Task. Word for word, quote all of the material, omitting the pictures.

··········

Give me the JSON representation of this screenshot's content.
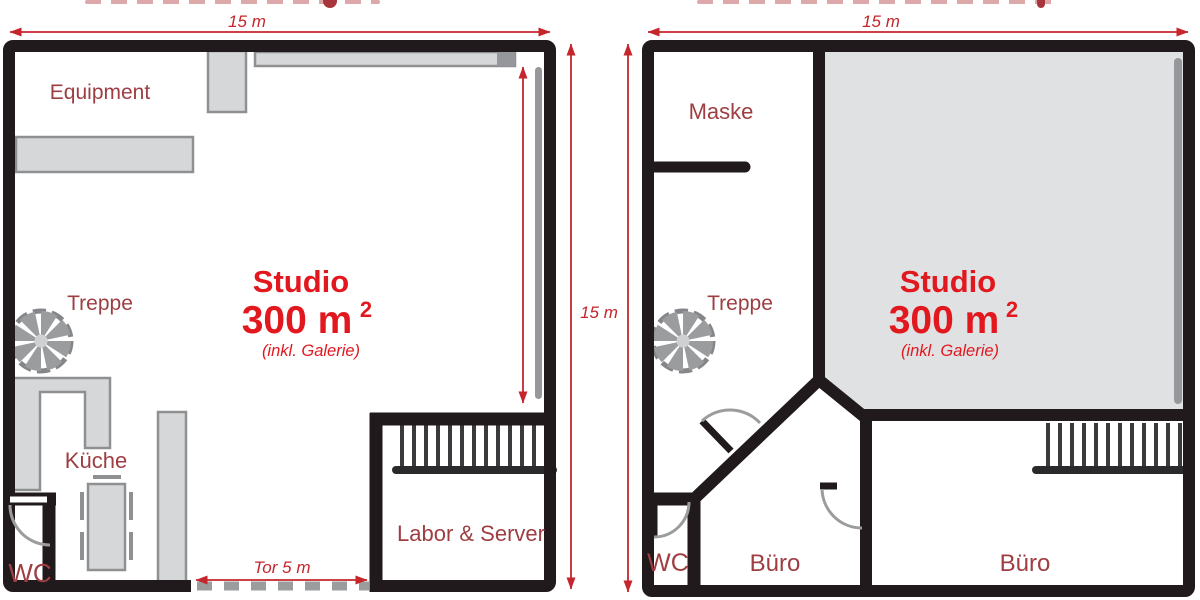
{
  "colors": {
    "wall": "#211a1c",
    "furniture_fill": "#d6d7d9",
    "furniture_border": "#8f9092",
    "studio_fill": "#e0e1e3",
    "room_label_red": "#9e3e42",
    "studio_red": "#e2181f",
    "dimension_red": "#c4262c"
  },
  "plans": [
    {
      "name": "ground-floor-plan",
      "dims": {
        "width": "15 m",
        "height": "15 m",
        "gate": "Tor 5 m"
      },
      "rooms": {
        "equipment": "Equipment",
        "treppe": "Treppe",
        "kueche": "Küche",
        "wc": "WC",
        "labor": "Labor & Server"
      },
      "studio": {
        "name": "Studio",
        "area": "300 m",
        "area_sup": "2",
        "note": "(inkl. Galerie)"
      }
    },
    {
      "name": "upper-floor-plan",
      "dims": {
        "width": "15 m"
      },
      "rooms": {
        "maske": "Maske",
        "treppe": "Treppe",
        "wc": "WC",
        "buero_1": "Büro",
        "buero_2": "Büro"
      },
      "studio": {
        "name": "Studio",
        "area": "300 m",
        "area_sup": "2",
        "note": "(inkl. Galerie)"
      }
    }
  ]
}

··········

Final answer.
Give me the JSON representation of this screenshot's content.
{
  "colors": {
    "wall": "#211a1c",
    "furniture_fill": "#d6d7d9",
    "furniture_border": "#8f9092",
    "studio_fill": "#e0e1e3",
    "room_label_red": "#9e3e42",
    "studio_red": "#e2181f",
    "dimension_red": "#c4262c"
  },
  "plans": [
    {
      "name": "ground-floor-plan",
      "dims": {
        "width": "15 m",
        "height": "15 m",
        "gate": "Tor 5 m"
      },
      "rooms": {
        "equipment": "Equipment",
        "treppe": "Treppe",
        "kueche": "Küche",
        "wc": "WC",
        "labor": "Labor & Server"
      },
      "studio": {
        "name": "Studio",
        "area": "300 m",
        "area_sup": "2",
        "note": "(inkl. Galerie)"
      }
    },
    {
      "name": "upper-floor-plan",
      "dims": {
        "width": "15 m"
      },
      "rooms": {
        "maske": "Maske",
        "treppe": "Treppe",
        "wc": "WC",
        "buero_1": "Büro",
        "buero_2": "Büro"
      },
      "studio": {
        "name": "Studio",
        "area": "300 m",
        "area_sup": "2",
        "note": "(inkl. Galerie)"
      }
    }
  ]
}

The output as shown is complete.